Extract every record, exactly as written, and ignore the pictures.

-- Start of MATERIAL SHOWN --

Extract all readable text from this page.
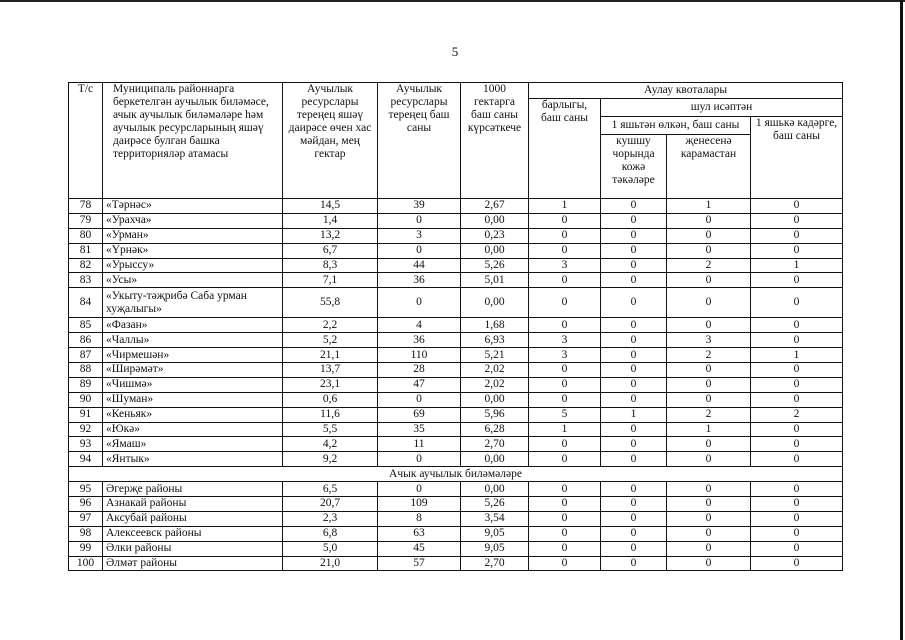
5
Т/с	Муниципаль районнарга беркетелгән аучылык биләмәсе, ачык аучылык биләмәләре һәм аучылык ресурсларының яшәү даирәсе булган башка территорияләр атамасы	Аучылык ресурслары тереңец яшәү даирәсе өчен хас мәйдан, мең гектар	Аучылык ресурслары тереңец баш саны	1000 гектарга баш саны күрсәткече	Аулау квоталары			
					барлыгы, баш саны	шул исәптән		
						1 яшьтән өлкән, баш саны		1 яшькә кадәрге, баш саны
						кушшу чорында кожә тәкәләре	җенесенә карамастан	
78	«Тәрнәс»	14,5	39	2,67	1	0	1	0
79	«Урахча»	1,4	0	0,00	0	0	0	0
80	«Урман»	13,2	3	0,23	0	0	0	0
81	«Үрнәк»	6,7	0	0,00	0	0	0	0
82	«Урыссу»	8,3	44	5,26	3	0	2	1
83	«Усы»	7,1	36	5,01	0	0	0	0
84	«Укыту-тәҗрибә Саба урман хуҗалыгы»	55,8	0	0,00	0	0	0	0
85	«Фазан»	2,2	4	1,68	0	0	0	0
86	«Чаллы»	5,2	36	6,93	3	0	3	0
87	«Чирмешән»	21,1	110	5,21	3	0	2	1
88	«Ширәмәт»	13,7	28	2,02	0	0	0	0
89	«Чишмә»	23,1	47	2,02	0	0	0	0
90	«Шуман»	0,6	0	0,00	0	0	0	0
91	«Кеньяк»	11,6	69	5,96	5	1	2	2
92	«Юкә»	5,5	35	6,28	1	0	1	0
93	«Ямаш»	4,2	11	2,70	0	0	0	0
94	«Янтык»	9,2	0	0,00	0	0	0	0
Ачык аучылык биләмәләре								
95	Әгерҗе районы	6,5	0	0,00	0	0	0	0
96	Азнакай районы	20,7	109	5,26	0	0	0	0
97	Аксубай районы	2,3	8	3,54	0	0	0	0
98	Алексеевск районы	6,8	63	9,05	0	0	0	0
99	Әлки районы	5,0	45	9,05	0	0	0	0
100	Әлмәт районы	21,0	57	2,70	0	0	0	0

-- End of MATERIAL SHOWN --

→ **RESULT FOR THIS TASK**
Extract all readable text from this page.
5
Т/с	Муниципаль районнарга беркетелгән аучылык биләмәсе, ачык аучылык биләмәләре һәм аучылык ресурсларының яшәү даирәсе булган башка территорияләр атамасы	Аучылык ресурслары тереңец яшәү даирәсе өчен хас мәйдан, мең гектар	Аучылык ресурслары тереңец баш саны	1000 гектарга баш саны күрсәткече	Аулау квоталары			
					барлыгы, баш саны	шул исәптән		
						1 яшьтән өлкән, баш саны		1 яшькә кадәрге, баш саны
						кушшу чорында кожә тәкәләре	җенесенә карамастан	
78	«Тәрнәс»	14,5	39	2,67	1	0	1	0
79	«Урахча»	1,4	0	0,00	0	0	0	0
80	«Урман»	13,2	3	0,23	0	0	0	0
81	«Үрнәк»	6,7	0	0,00	0	0	0	0
82	«Урыссу»	8,3	44	5,26	3	0	2	1
83	«Усы»	7,1	36	5,01	0	0	0	0
84	«Укыту-тәҗрибә Саба урман хуҗалыгы»	55,8	0	0,00	0	0	0	0
85	«Фазан»	2,2	4	1,68	0	0	0	0
86	«Чаллы»	5,2	36	6,93	3	0	3	0
87	«Чирмешән»	21,1	110	5,21	3	0	2	1
88	«Ширәмәт»	13,7	28	2,02	0	0	0	0
89	«Чишмә»	23,1	47	2,02	0	0	0	0
90	«Шуман»	0,6	0	0,00	0	0	0	0
91	«Кеньяк»	11,6	69	5,96	5	1	2	2
92	«Юкә»	5,5	35	6,28	1	0	1	0
93	«Ямаш»	4,2	11	2,70	0	0	0	0
94	«Янтык»	9,2	0	0,00	0	0	0	0
Ачык аучылык биләмәләре								
95	Әгерҗе районы	6,5	0	0,00	0	0	0	0
96	Азнакай районы	20,7	109	5,26	0	0	0	0
97	Аксубай районы	2,3	8	3,54	0	0	0	0
98	Алексеевск районы	6,8	63	9,05	0	0	0	0
99	Әлки районы	5,0	45	9,05	0	0	0	0
100	Әлмәт районы	21,0	57	2,70	0	0	0	0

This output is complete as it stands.